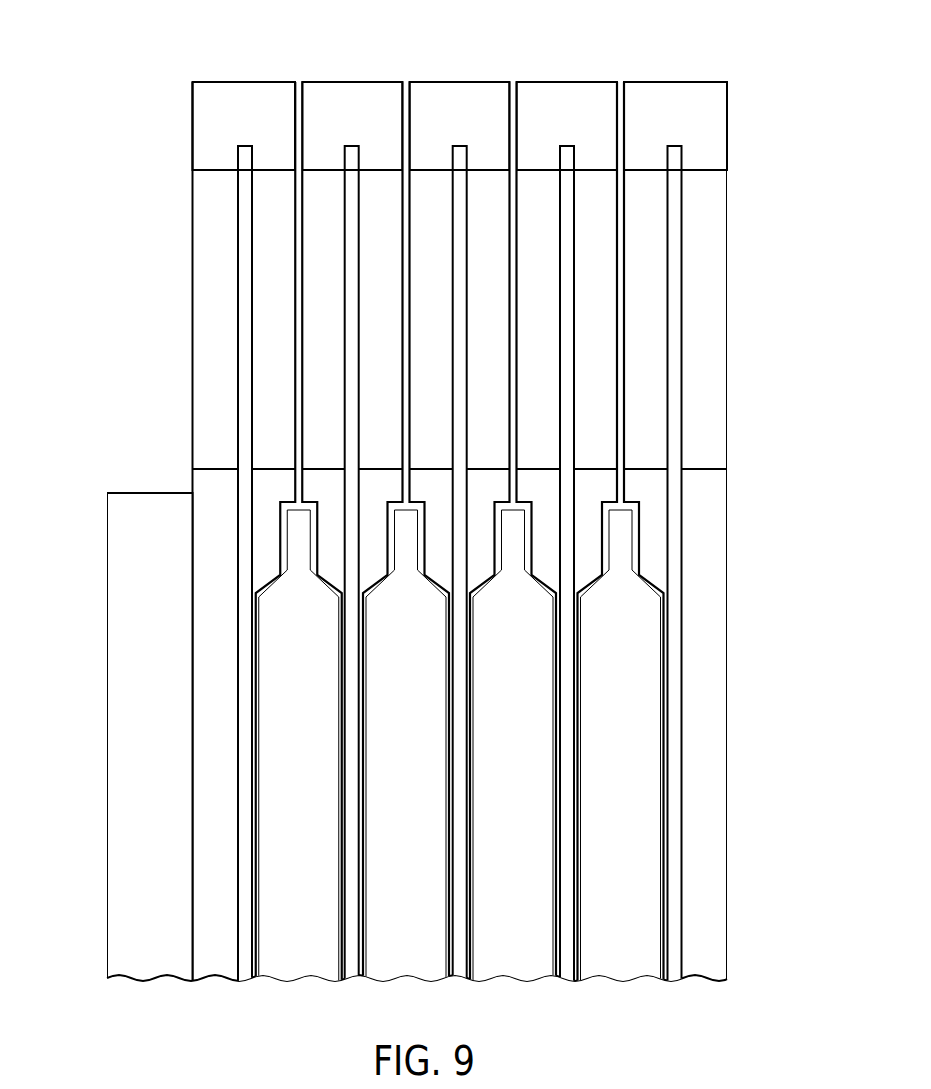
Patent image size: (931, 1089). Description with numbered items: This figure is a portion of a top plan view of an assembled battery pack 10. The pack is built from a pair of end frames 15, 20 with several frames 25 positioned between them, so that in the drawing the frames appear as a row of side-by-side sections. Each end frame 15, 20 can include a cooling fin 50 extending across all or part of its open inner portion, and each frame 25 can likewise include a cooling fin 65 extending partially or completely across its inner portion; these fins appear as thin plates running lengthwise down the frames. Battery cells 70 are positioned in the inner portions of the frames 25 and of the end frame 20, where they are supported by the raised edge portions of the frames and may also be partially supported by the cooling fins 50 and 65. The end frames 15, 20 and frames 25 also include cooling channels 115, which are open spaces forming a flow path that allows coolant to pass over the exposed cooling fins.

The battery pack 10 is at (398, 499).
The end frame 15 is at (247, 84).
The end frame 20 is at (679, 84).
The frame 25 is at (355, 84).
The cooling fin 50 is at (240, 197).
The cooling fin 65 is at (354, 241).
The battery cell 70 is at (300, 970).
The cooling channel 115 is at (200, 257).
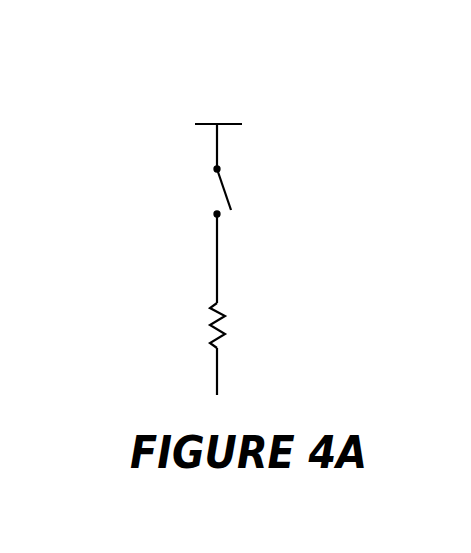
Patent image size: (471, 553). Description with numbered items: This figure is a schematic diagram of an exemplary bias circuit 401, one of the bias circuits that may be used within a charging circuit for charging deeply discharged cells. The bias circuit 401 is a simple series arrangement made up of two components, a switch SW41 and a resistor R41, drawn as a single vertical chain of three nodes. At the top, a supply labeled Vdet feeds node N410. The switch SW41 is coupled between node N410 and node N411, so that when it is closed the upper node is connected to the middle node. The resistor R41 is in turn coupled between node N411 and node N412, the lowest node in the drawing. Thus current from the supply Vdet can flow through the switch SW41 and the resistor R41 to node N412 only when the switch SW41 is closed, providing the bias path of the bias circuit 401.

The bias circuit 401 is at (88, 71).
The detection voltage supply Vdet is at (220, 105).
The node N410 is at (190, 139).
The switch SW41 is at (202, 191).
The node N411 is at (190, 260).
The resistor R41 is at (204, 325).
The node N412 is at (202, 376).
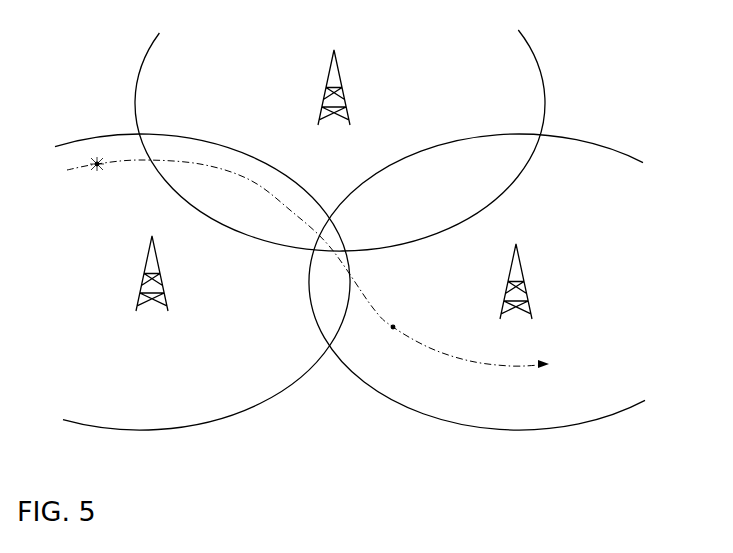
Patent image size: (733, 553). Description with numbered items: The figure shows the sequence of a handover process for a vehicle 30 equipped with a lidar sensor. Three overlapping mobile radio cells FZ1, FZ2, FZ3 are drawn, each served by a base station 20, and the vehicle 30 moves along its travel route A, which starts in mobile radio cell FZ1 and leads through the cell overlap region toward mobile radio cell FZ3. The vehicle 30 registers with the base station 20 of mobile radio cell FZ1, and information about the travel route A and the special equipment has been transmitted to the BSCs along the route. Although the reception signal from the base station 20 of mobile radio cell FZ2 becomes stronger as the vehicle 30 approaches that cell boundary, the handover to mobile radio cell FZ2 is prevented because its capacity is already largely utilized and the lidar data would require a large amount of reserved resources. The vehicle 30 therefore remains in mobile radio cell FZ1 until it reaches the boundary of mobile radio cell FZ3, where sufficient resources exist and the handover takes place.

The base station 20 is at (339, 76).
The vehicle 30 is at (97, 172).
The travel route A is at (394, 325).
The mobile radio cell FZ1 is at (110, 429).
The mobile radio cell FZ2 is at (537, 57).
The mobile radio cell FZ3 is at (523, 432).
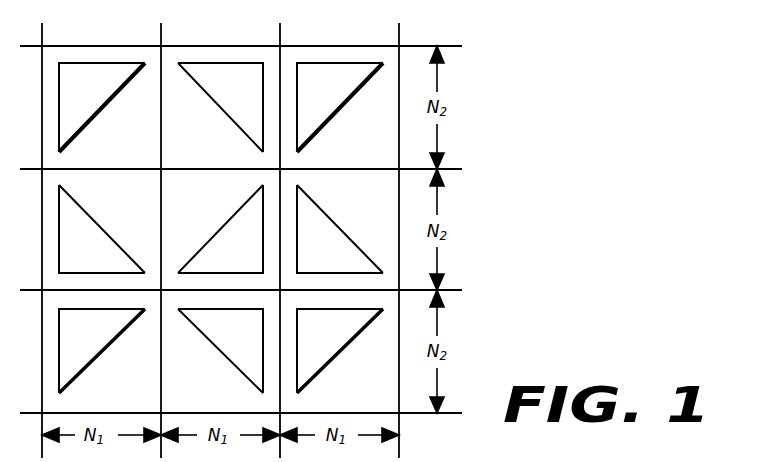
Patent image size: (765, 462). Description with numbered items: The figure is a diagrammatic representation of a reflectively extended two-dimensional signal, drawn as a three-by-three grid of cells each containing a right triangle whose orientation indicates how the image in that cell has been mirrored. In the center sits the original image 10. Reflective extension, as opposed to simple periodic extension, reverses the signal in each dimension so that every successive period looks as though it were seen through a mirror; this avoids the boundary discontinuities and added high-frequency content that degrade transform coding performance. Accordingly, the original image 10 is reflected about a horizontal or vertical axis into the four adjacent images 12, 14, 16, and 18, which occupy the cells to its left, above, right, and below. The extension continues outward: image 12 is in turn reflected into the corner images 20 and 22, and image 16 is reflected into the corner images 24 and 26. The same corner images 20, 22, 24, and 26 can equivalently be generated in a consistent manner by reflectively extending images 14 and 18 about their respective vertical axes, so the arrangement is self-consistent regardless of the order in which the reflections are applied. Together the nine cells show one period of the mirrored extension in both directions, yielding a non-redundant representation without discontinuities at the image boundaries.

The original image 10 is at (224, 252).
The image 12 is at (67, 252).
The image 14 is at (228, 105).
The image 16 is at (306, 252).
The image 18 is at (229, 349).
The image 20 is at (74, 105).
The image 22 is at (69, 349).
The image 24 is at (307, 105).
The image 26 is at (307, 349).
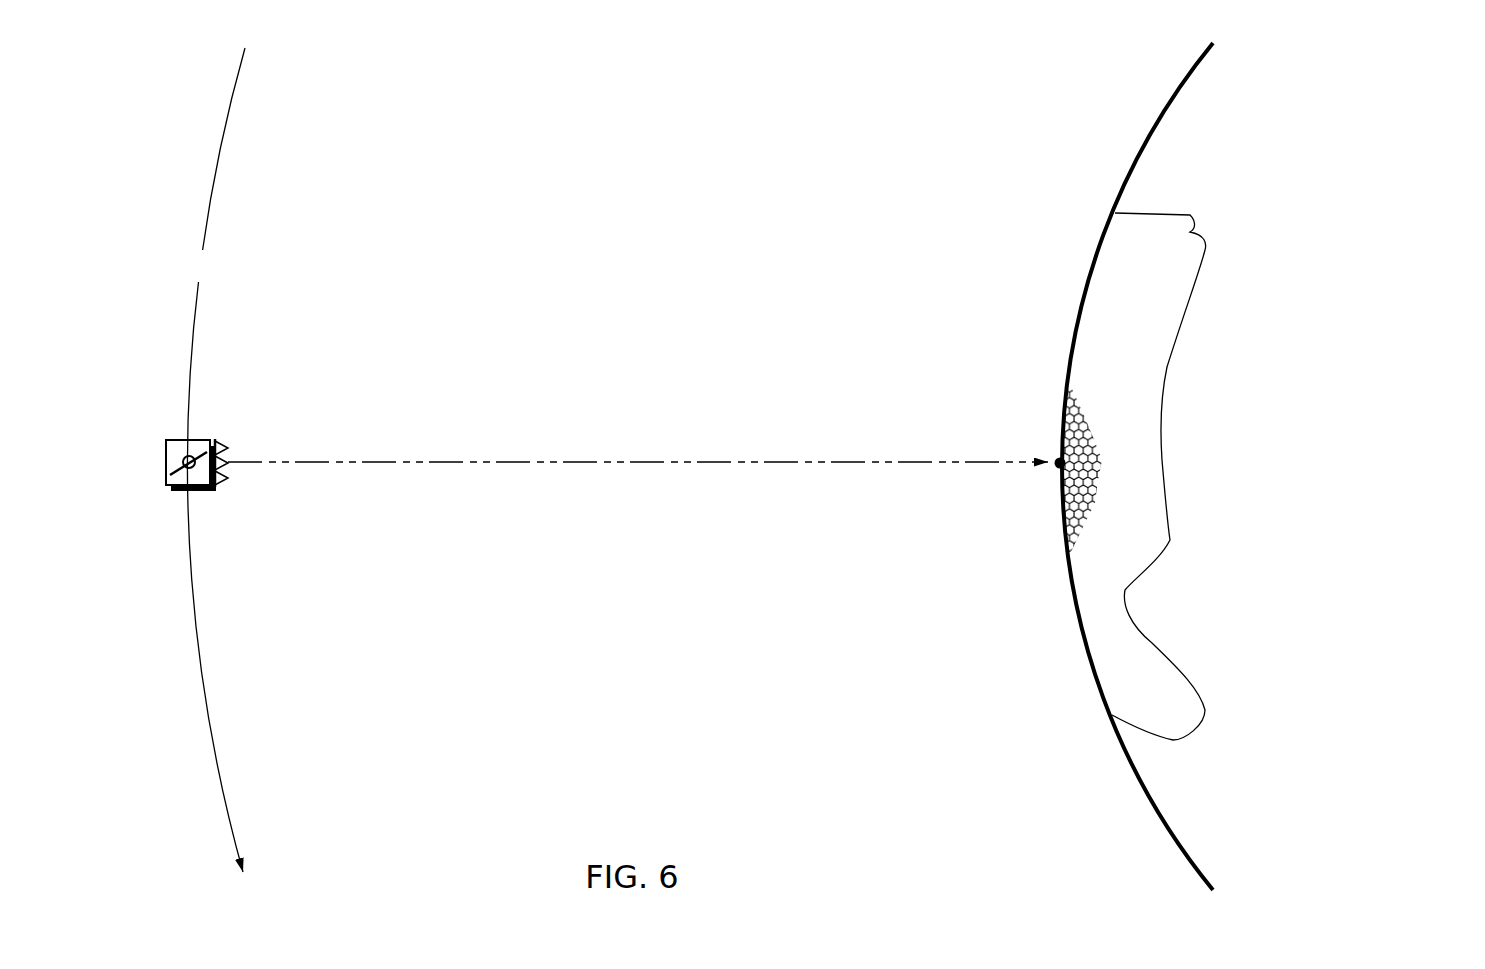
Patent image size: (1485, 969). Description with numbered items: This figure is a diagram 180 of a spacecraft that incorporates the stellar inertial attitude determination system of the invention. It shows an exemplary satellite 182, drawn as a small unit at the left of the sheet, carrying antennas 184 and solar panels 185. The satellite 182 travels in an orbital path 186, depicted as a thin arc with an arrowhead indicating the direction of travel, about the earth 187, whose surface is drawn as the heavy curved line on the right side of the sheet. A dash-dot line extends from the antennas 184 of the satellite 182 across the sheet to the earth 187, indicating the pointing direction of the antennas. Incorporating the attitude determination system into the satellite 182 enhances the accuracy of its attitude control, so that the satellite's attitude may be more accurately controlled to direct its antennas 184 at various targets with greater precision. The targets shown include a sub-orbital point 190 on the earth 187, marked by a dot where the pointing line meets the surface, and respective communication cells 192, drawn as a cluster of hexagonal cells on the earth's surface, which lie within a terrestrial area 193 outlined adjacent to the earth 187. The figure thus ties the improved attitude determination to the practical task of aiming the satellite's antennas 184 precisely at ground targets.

++++++

**PROBLEM TO WORK ON:**
Omit the pictures. Repeat the rest of the data exactly.

**OUTPUT OF THE TASK:**
Patent image size: (931, 1089). Description with numbered items: This figure is a portion of a top plan view of an assembled battery pack 10. The pack is built from a pair of end frames 15, 20 with several frames 25 positioned between them, so that in the drawing the frames appear as a row of side-by-side sections. Each end frame 15, 20 can include a cooling fin 50 extending across all or part of its open inner portion, and each frame 25 can likewise include a cooling fin 65 extending partially or completely across its inner portion; these fins appear as thin plates running lengthwise down the frames. Battery cells 70 are positioned in the inner portions of the frames 25 and of the end frame 20, where they are supported by the raised edge portions of the frames and may also be partially supported by the cooling fins 50 and 65. The end frames 15, 20 and frames 25 also include cooling channels 115, which are open spaces forming a flow path that allows coolant to pass over the exposed cooling fins.

The battery pack 10 is at (398, 499).
The end frame 15 is at (247, 84).
The end frame 20 is at (679, 84).
The frame 25 is at (355, 84).
The cooling fin 50 is at (240, 197).
The cooling fin 65 is at (354, 241).
The battery cell 70 is at (300, 970).
The cooling channel 115 is at (200, 257).
Patent image size: (471, 553). Description with numbered items: This figure is a schematic diagram of an exemplary bias circuit 401, one of the bias circuits that may be used within a charging circuit for charging deeply discharged cells. The bias circuit 401 is a simple series arrangement made up of two components, a switch SW41 and a resistor R41, drawn as a single vertical chain of three nodes. At the top, a supply labeled Vdet feeds node N410. The switch SW41 is coupled between node N410 and node N411, so that when it is closed the upper node is connected to the middle node. The resistor R41 is in turn coupled between node N411 and node N412, the lowest node in the drawing. Thus current from the supply Vdet can flow through the switch SW41 and the resistor R41 to node N412 only when the switch SW41 is closed, providing the bias path of the bias circuit 401.

The bias circuit 401 is at (88, 71).
The detection voltage supply Vdet is at (220, 105).
The node N410 is at (190, 139).
The switch SW41 is at (202, 191).
The node N411 is at (190, 260).
The resistor R41 is at (204, 325).
The node N412 is at (202, 376).
Patent image size: (733, 553). Description with numbered items: The figure shows the sequence of a handover process for a vehicle 30 equipped with a lidar sensor. Three overlapping mobile radio cells FZ1, FZ2, FZ3 are drawn, each served by a base station 20, and the vehicle 30 moves along its travel route A, which starts in mobile radio cell FZ1 and leads through the cell overlap region toward mobile radio cell FZ3. The vehicle 30 registers with the base station 20 of mobile radio cell FZ1, and information about the travel route A and the special equipment has been transmitted to the BSCs along the route. Although the reception signal from the base station 20 of mobile radio cell FZ2 becomes stronger as the vehicle 30 approaches that cell boundary, the handover to mobile radio cell FZ2 is prevented because its capacity is already largely utilized and the lidar data would require a large amount of reserved resources. The vehicle 30 therefore remains in mobile radio cell FZ1 until it reaches the boundary of mobile radio cell FZ3, where sufficient resources exist and the handover takes place.

The base station 20 is at (339, 76).
The vehicle 30 is at (97, 172).
The travel route A is at (394, 325).
The mobile radio cell FZ1 is at (110, 429).
The mobile radio cell FZ2 is at (537, 57).
The mobile radio cell FZ3 is at (523, 432).
Patent image size: (765, 462). Description with numbered items: The figure is a diagrammatic representation of a reflectively extended two-dimensional signal, drawn as a three-by-three grid of cells each containing a right triangle whose orientation indicates how the image in that cell has been mirrored. In the center sits the original image 10. Reflective extension, as opposed to simple periodic extension, reverses the signal in each dimension so that every successive period looks as though it were seen through a mirror; this avoids the boundary discontinuities and added high-frequency content that degrade transform coding performance. Accordingly, the original image 10 is reflected about a horizontal or vertical axis into the four adjacent images 12, 14, 16, and 18, which occupy the cells to its left, above, right, and below. The extension continues outward: image 12 is in turn reflected into the corner images 20 and 22, and image 16 is reflected into the corner images 24 and 26. The same corner images 20, 22, 24, and 26 can equivalently be generated in a consistent manner by reflectively extending images 14 and 18 about their respective vertical axes, so the arrangement is self-consistent regardless of the order in which the reflections are applied. Together the nine cells show one period of the mirrored extension in both directions, yielding a non-redundant representation without discontinuities at the image boundaries.

The original image 10 is at (224, 252).
The image 12 is at (67, 252).
The image 14 is at (228, 105).
The image 16 is at (306, 252).
The image 18 is at (229, 349).
The image 20 is at (74, 105).
The image 22 is at (69, 349).
The image 24 is at (307, 105).
The image 26 is at (307, 349).
Patent image size: (1485, 969). Description with numbered items: This figure is a diagram 180 of a spacecraft that incorporates the stellar inertial attitude determination system of the invention. It shows an exemplary satellite 182, drawn as a small unit at the left of the sheet, carrying antennas 184 and solar panels 185. The satellite 182 travels in an orbital path 186, depicted as a thin arc with an arrowhead indicating the direction of travel, about the earth 187, whose surface is drawn as the heavy curved line on the right side of the sheet. A dash-dot line extends from the antennas 184 of the satellite 182 across the sheet to the earth 187, indicating the pointing direction of the antennas. Incorporating the attitude determination system into the satellite 182 enhances the accuracy of its attitude control, so that the satellite's attitude may be more accurately controlled to direct its antennas 184 at various targets with greater precision. The targets shown include a sub-orbital point 190 on the earth 187, marked by a dot where the pointing line meets the surface, and respective communication cells 192, drawn as a cluster of hexagonal cells on the earth's surface, which lie within a terrestrial area 193 outlined adjacent to the earth 187. The figure thus ties the improved attitude determination to the practical task of aiming the satellite's antennas 184 precisely at ground targets.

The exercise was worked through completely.